Recorded data
+--
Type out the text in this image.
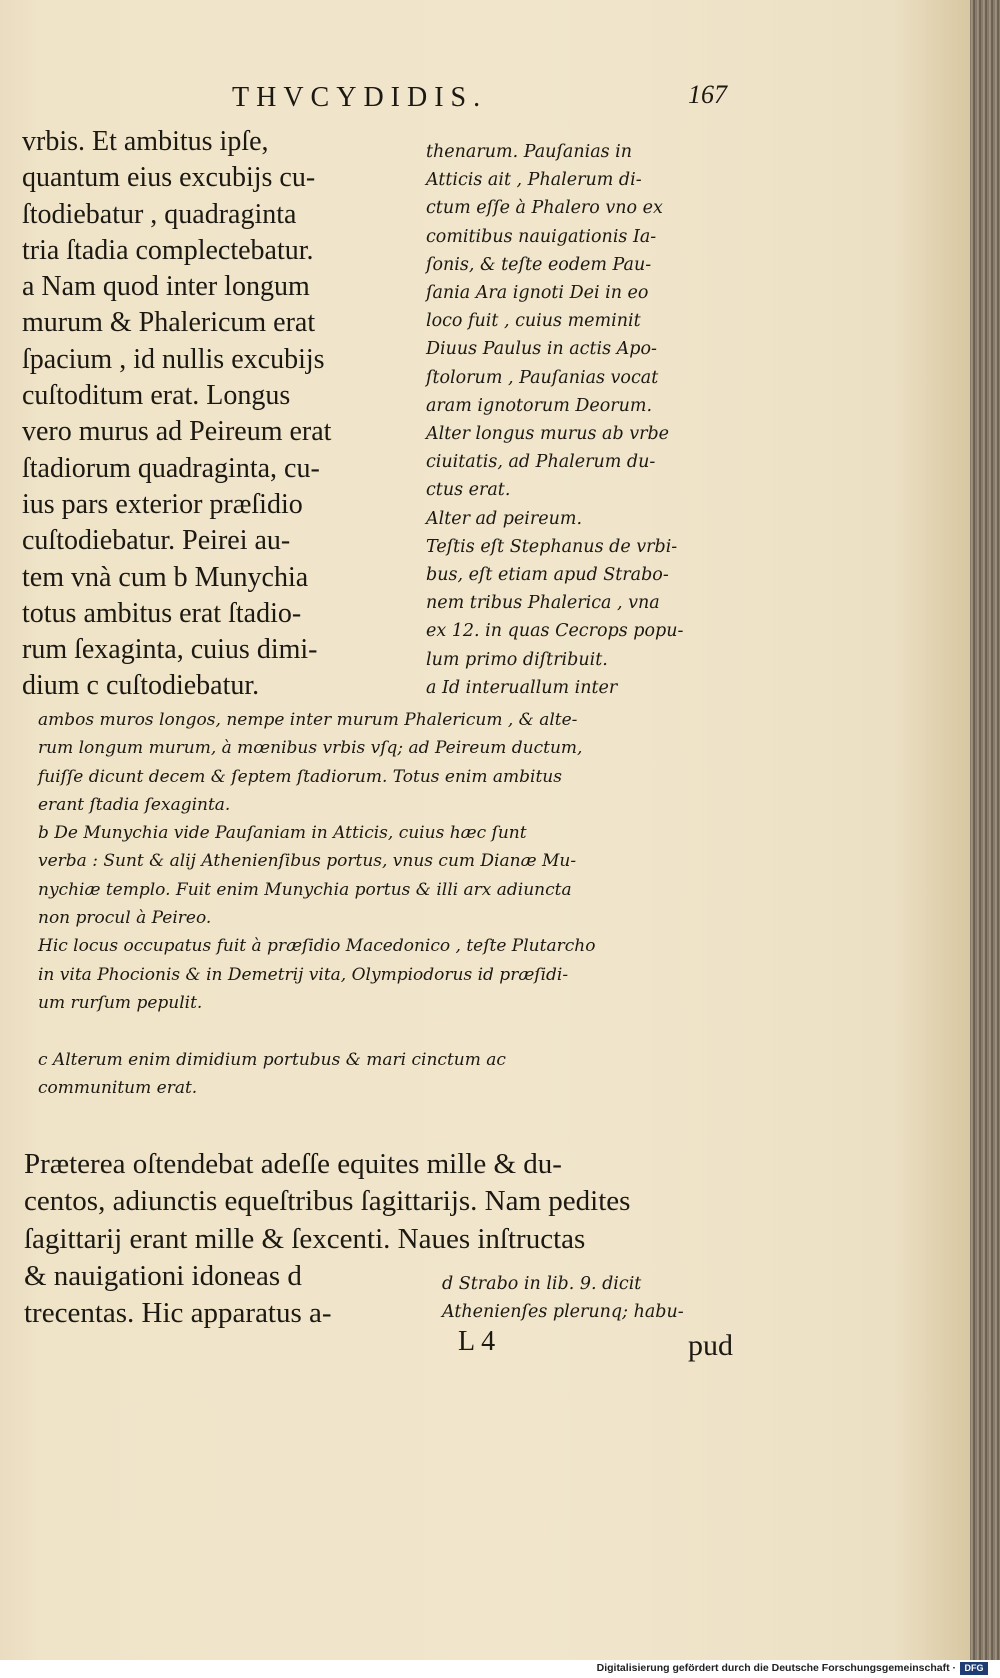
THVCYDIDIS.	167

vrbis. Et ambitus ipſe,
quantum eius excubijs cu-
ſtodiebatur , quadraginta
tria ſtadia complectebatur.
a Nam quod inter longum
murum & Phalericum erat
ſpacium , id nullis excubijs
cuſtoditum erat. Longus
vero murus ad Peireum erat
ſtadiorum quadraginta, cu-
ius pars exterior præſidio
cuſtodiebatur. Peirei au-
tem vnà cum b Munychia
totus ambitus erat ſtadio-
rum ſexaginta, cuius dimi-
dium c cuſtodiebatur.
thenarum. Pauſanias in
Atticis ait , Phalerum di-
ctum eſſe à Phalero vno ex
comitibus nauigationis Ia-
ſonis, & teſte eodem Pau-
ſania Ara ignoti Dei in eo
loco fuit , cuius meminit
Diuus Paulus in actis Apo-
ſtolorum , Pauſanias vocat
aram ignotorum Deorum.
Alter longus murus ab vrbe
ciuitatis, ad Phalerum du-
ctus erat.
Alter ad peireum.
Teſtis eſt Stephanus de vrbi-
bus, eſt etiam apud Strabo-
nem tribus Phalerica , vna
ex 12. in quas Cecrops popu-
lum primo diſtribuit.
a Id interuallum inter
ambos muros longos, nempe inter murum Phalericum , & alte-
rum longum murum, à mœnibus vrbis vſq; ad Peireum ductum,
fuiſſe dicunt decem & ſeptem ſtadiorum. Totus enim ambitus
erant ſtadia ſexaginta.
b De Munychia vide Pauſaniam in Atticis, cuius hæc ſunt
verba : Sunt & alij Athenienſibus portus, vnus cum Dianæ Mu-
nychiæ templo. Fuit enim Munychia portus & illi arx adiuncta
non procul à Peireo.
Hic locus occupatus fuit à præſidio Macedonico , teſte Plutarcho
in vita Phocionis & in Demetrij vita, Olympiodorus id præſidi-
um rurſum pepulit.

c Alterum enim dimidium portubus & mari cinctum ac
communitum erat.
Præterea oſtendebat adeſſe equites mille & du-
centos, adiunctis equeſtribus ſagittarijs. Nam pedites
ſagittarij erant mille & ſexcenti. Naues inſtructas
& nauigationi idoneas d
trecentas. Hic apparatus a-
d Strabo in lib. 9. dicit
Athenienſes plerunq; habu-

L 4	pud

Digitalisierung gefördert durch die Deutsche Forschungsgemeinschaft · DFG
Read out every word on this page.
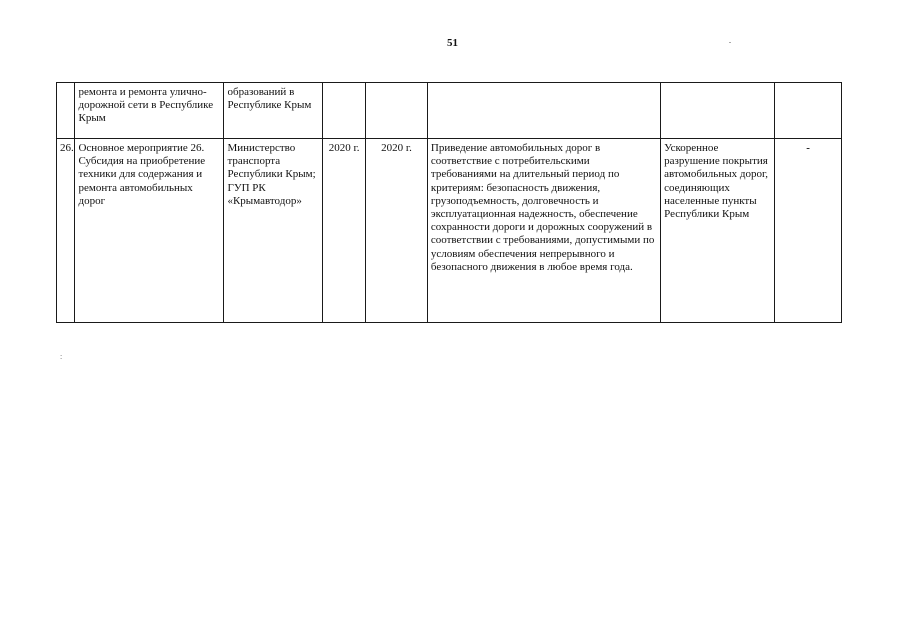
51
	ремонта и ремонта улично-дорожной сети в Республике Крым	образований в Республике Крым					
26.	Основное мероприятие 26. Субсидия на приобретение техники для содержания и ремонта автомобильных дорог	Министерство транспорта Республики Крым; ГУП РК «Крымавтодор»	2020 г.	2020 г.	Приведение автомобильных дорог в соответствие с потребительскими требованиями на длительный период по критериям: безопасность движения, грузоподъемность, долговечность и эксплуатационная надежность, обеспечение сохранности дороги и дорожных сооружений в соответствии с требованиями, допустимыми по условиям обеспечения непрерывного и безопасного движения в любое время года.	Ускоренное разрушение покрытия автомобильных дорог, соединяющих населенные пункты Республики Крым	-
:
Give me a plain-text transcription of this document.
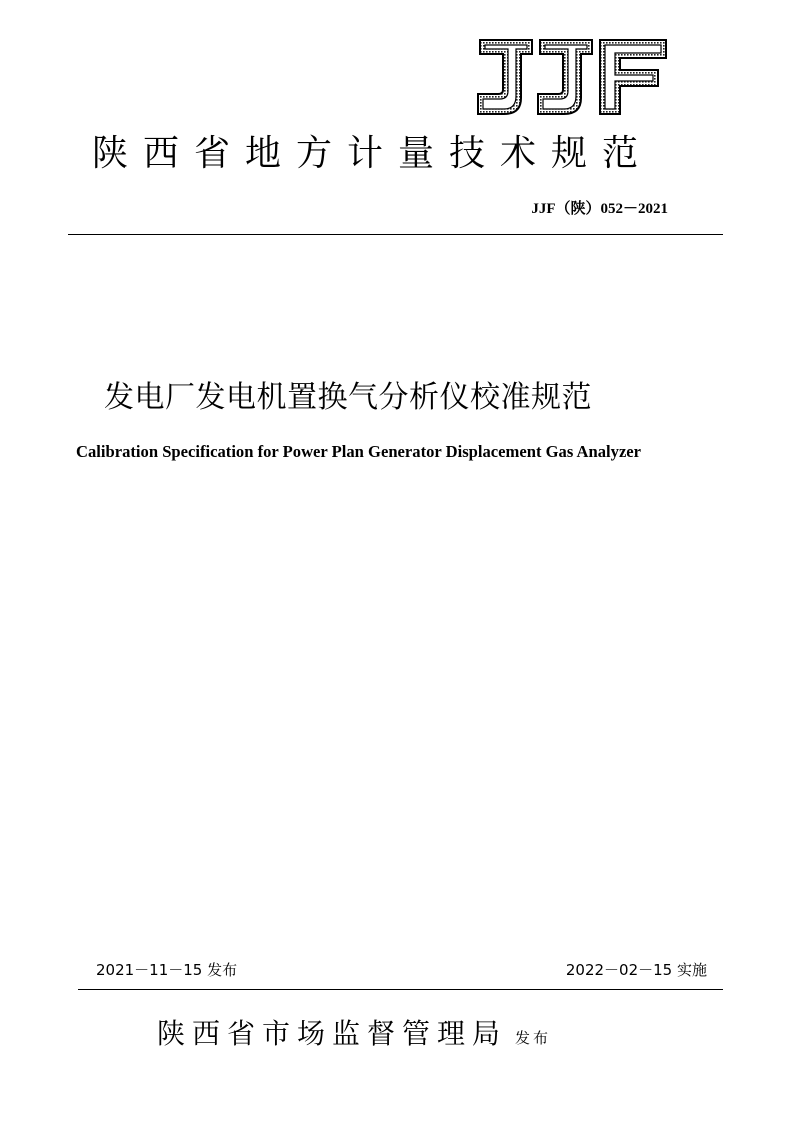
JJF
陕西省地方计量技术规范
JJF（陕）052－2021
发电厂发电机置换气分析仪校准规范
Calibration Specification for Power Plan Generator Displacement Gas Analyzer
2021－11－15 发布	2022－02－15 实施
陕西省市场监督管理局 发布
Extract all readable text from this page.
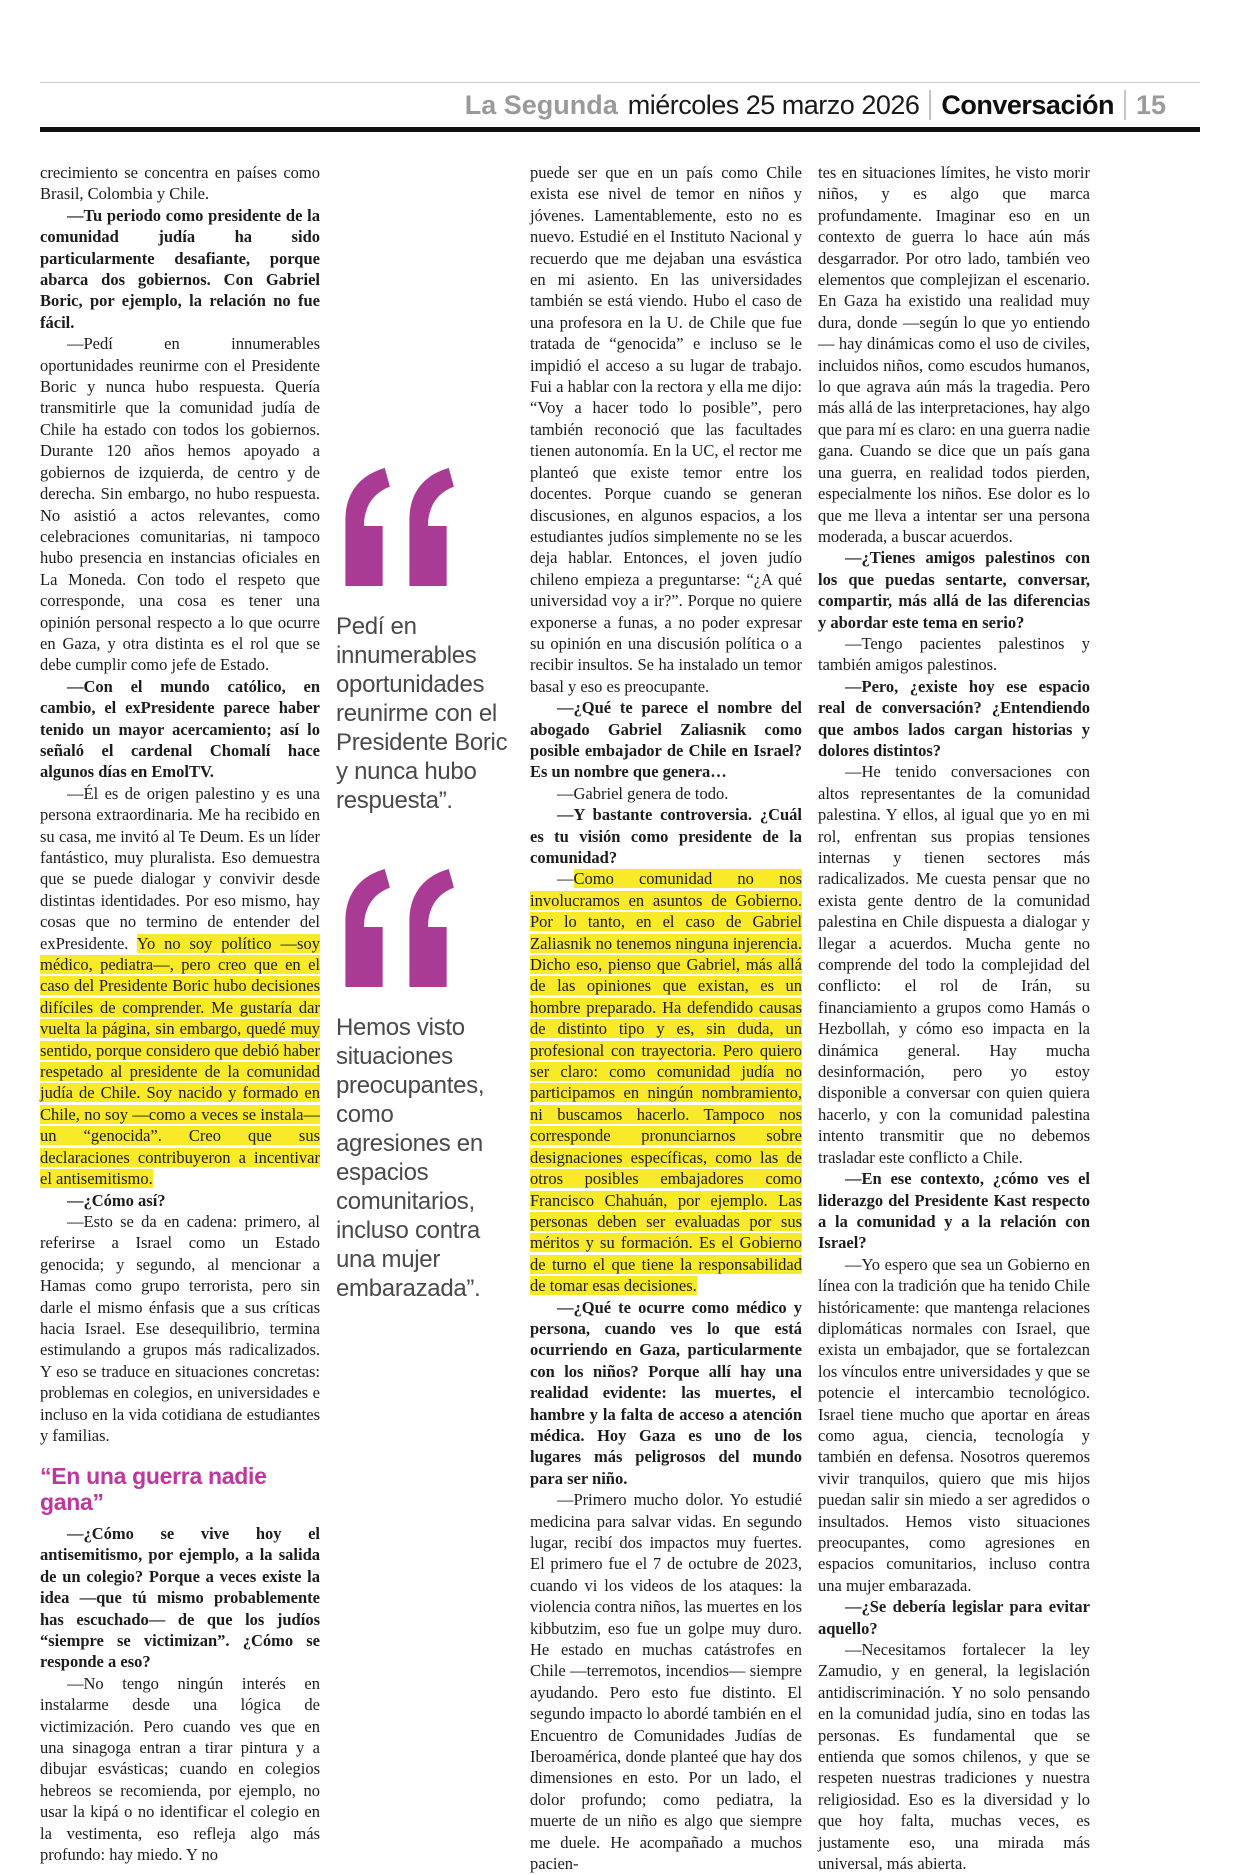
La Segunda miércoles 25 marzo 2026 Conversación 15

crecimiento se concentra en países como Brasil, Colombia y Chile.

—Tu periodo como presidente de la comunidad judía ha sido particularmente desafiante, porque abarca dos gobiernos. Con Gabriel Boric, por ejemplo, la relación no fue fácil.

—Pedí en innumerables oportunidades reunirme con el Presidente Boric y nunca hubo respuesta. Quería transmitirle que la comunidad judía de Chile ha estado con todos los gobiernos. Durante 120 años hemos apoyado a gobiernos de izquierda, de centro y de derecha. Sin embargo, no hubo respuesta. No asistió a actos relevantes, como celebraciones comunitarias, ni tampoco hubo presencia en instancias oficiales en La Moneda. Con todo el respeto que corresponde, una cosa es tener una opinión personal respecto a lo que ocurre en Gaza, y otra distinta es el rol que se debe cumplir como jefe de Estado.

—Con el mundo católico, en cambio, el exPresidente parece haber tenido un mayor acercamiento; así lo señaló el cardenal Chomalí hace algunos días en EmolTV.

—Él es de origen palestino y es una persona extraordinaria. Me ha recibido en su casa, me invitó al Te Deum. Es un líder fantástico, muy pluralista. Eso demuestra que se puede dialogar y convivir desde distintas identidades. Por eso mismo, hay cosas que no termino de entender del exPresidente. Yo no soy político —soy médico, pediatra—, pero creo que en el caso del Presidente Boric hubo decisiones difíciles de comprender. Me gustaría dar vuelta la página, sin embargo, quedé muy sentido, porque considero que debió haber respetado al presidente de la comunidad judía de Chile. Soy nacido y formado en Chile, no soy —como a veces se instala— un “genocida”. Creo que sus declaraciones contribuyeron a incentivar el antisemitismo.

—¿Cómo así?

—Esto se da en cadena: primero, al referirse a Israel como un Estado genocida; y segundo, al mencionar a Hamas como grupo terrorista, pero sin darle el mismo énfasis que a sus críticas hacia Israel. Ese desequilibrio, termina estimulando a grupos más radicalizados. Y eso se traduce en situaciones concretas: problemas en colegios, en universidades e incluso en la vida cotidiana de estudiantes y familias.

“En una guerra nadie gana”

—¿Cómo se vive hoy el antisemitismo, por ejemplo, a la salida de un colegio? Porque a veces existe la idea —que tú mismo probablemente has escuchado— de que los judíos “siempre se victimizan”. ¿Cómo se responde a eso?

—No tengo ningún interés en instalarme desde una lógica de victimización. Pero cuando ves que en una sinagoga entran a tirar pintura y a dibujar esvásticas; cuando en colegios hebreos se recomienda, por ejemplo, no usar la kipá o no identificar el colegio en la vestimenta, eso refleja algo más profundo: hay miedo. Y no

Pedí en innumerables oportunidades reunirme con el Presidente Boric y nunca hubo respuesta”.

Hemos visto situaciones preocupantes, como agresiones en espacios comunitarios, incluso contra una mujer embarazada”.

puede ser que en un país como Chile exista ese nivel de temor en niños y jóvenes. Lamentablemente, esto no es nuevo. Estudié en el Instituto Nacional y recuerdo que me dejaban una esvástica en mi asiento. En las universidades también se está viendo. Hubo el caso de una profesora en la U. de Chile que fue tratada de “genocida” e incluso se le impidió el acceso a su lugar de trabajo. Fui a hablar con la rectora y ella me dijo: “Voy a hacer todo lo posible”, pero también reconoció que las facultades tienen autonomía. En la UC, el rector me planteó que existe temor entre los docentes. Porque cuando se generan discusiones, en algunos espacios, a los estudiantes judíos simplemente no se les deja hablar. Entonces, el joven judío chileno empieza a preguntarse: “¿A qué universidad voy a ir?”. Porque no quiere exponerse a funas, a no poder expresar su opinión en una discusión política o a recibir insultos. Se ha instalado un temor basal y eso es preocupante.

—¿Qué te parece el nombre del abogado Gabriel Zaliasnik como posible embajador de Chile en Israel? Es un nombre que genera…

—Gabriel genera de todo.

—Y bastante controversia. ¿Cuál es tu visión como presidente de la comunidad?

—Como comunidad no nos involucramos en asuntos de Gobierno. Por lo tanto, en el caso de Gabriel Zaliasnik no tenemos ninguna injerencia. Dicho eso, pienso que Gabriel, más allá de las opiniones que existan, es un hombre preparado. Ha defendido causas de distinto tipo y es, sin duda, un profesional con trayectoria. Pero quiero ser claro: como comunidad judía no participamos en ningún nombramiento, ni buscamos hacerlo. Tampoco nos corresponde pronunciarnos sobre designaciones específicas, como las de otros posibles embajadores como Francisco Chahuán, por ejemplo. Las personas deben ser evaluadas por sus méritos y su formación. Es el Gobierno de turno el que tiene la responsabilidad de tomar esas decisiones.

—¿Qué te ocurre como médico y persona, cuando ves lo que está ocurriendo en Gaza, particularmente con los niños? Porque allí hay una realidad evidente: las muertes, el hambre y la falta de acceso a atención médica. Hoy Gaza es uno de los lugares más peligrosos del mundo para ser niño.

—Primero mucho dolor. Yo estudié medicina para salvar vidas. En segundo lugar, recibí dos impactos muy fuertes. El primero fue el 7 de octubre de 2023, cuando vi los videos de los ataques: la violencia contra niños, las muertes en los kibbutzim, eso fue un golpe muy duro. He estado en muchas catástrofes en Chile —terremotos, incendios— siempre ayudando. Pero esto fue distinto. El segundo impacto lo abordé también en el Encuentro de Comunidades Judías de Iberoamérica, donde planteé que hay dos dimensiones en esto. Por un lado, el dolor profundo; como pediatra, la muerte de un niño es algo que siempre me duele. He acompañado a muchos pacien-

tes en situaciones límites, he visto morir niños, y es algo que marca profundamente. Imaginar eso en un contexto de guerra lo hace aún más desgarrador. Por otro lado, también veo elementos que complejizan el escenario. En Gaza ha existido una realidad muy dura, donde —según lo que yo entiendo— hay dinámicas como el uso de civiles, incluidos niños, como escudos humanos, lo que agrava aún más la tragedia. Pero más allá de las interpretaciones, hay algo que para mí es claro: en una guerra nadie gana. Cuando se dice que un país gana una guerra, en realidad todos pierden, especialmente los niños. Ese dolor es lo que me lleva a intentar ser una persona moderada, a buscar acuerdos.

—¿Tienes amigos palestinos con los que puedas sentarte, conversar, compartir, más allá de las diferencias y abordar este tema en serio?

—Tengo pacientes palestinos y también amigos palestinos.

—Pero, ¿existe hoy ese espacio real de conversación? ¿Entendiendo que ambos lados cargan historias y dolores distintos?

—He tenido conversaciones con altos representantes de la comunidad palestina. Y ellos, al igual que yo en mi rol, enfrentan sus propias tensiones internas y tienen sectores más radicalizados. Me cuesta pensar que no exista gente dentro de la comunidad palestina en Chile dispuesta a dialogar y llegar a acuerdos. Mucha gente no comprende del todo la complejidad del conflicto: el rol de Irán, su financiamiento a grupos como Hamás o Hezbollah, y cómo eso impacta en la dinámica general. Hay mucha desinformación, pero yo estoy disponible a conversar con quien quiera hacerlo, y con la comunidad palestina intento transmitir que no debemos trasladar este conflicto a Chile.

—En ese contexto, ¿cómo ves el liderazgo del Presidente Kast respecto a la comunidad y a la relación con Israel?

—Yo espero que sea un Gobierno en línea con la tradición que ha tenido Chile históricamente: que mantenga relaciones diplomáticas normales con Israel, que exista un embajador, que se fortalezcan los vínculos entre universidades y que se potencie el intercambio tecnológico. Israel tiene mucho que aportar en áreas como agua, ciencia, tecnología y también en defensa. Nosotros queremos vivir tranquilos, quiero que mis hijos puedan salir sin miedo a ser agredidos o insultados. Hemos visto situaciones preocupantes, como agresiones en espacios comunitarios, incluso contra una mujer embarazada.

—¿Se debería legislar para evitar aquello?

—Necesitamos fortalecer la ley Zamudio, y en general, la legislación antidiscriminación. Y no solo pensando en la comunidad judía, sino en todas las personas. Es fundamental que se entienda que somos chilenos, y que se respeten nuestras tradiciones y nuestra religiosidad. Eso es la diversidad y lo que hoy falta, muchas veces, es justamente eso, una mirada más universal, más abierta.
+--
- **What the exercise asks**
From the listing above, find the number of lines with the word "erant" in them. Answer with the number only.

- **Finished task**
2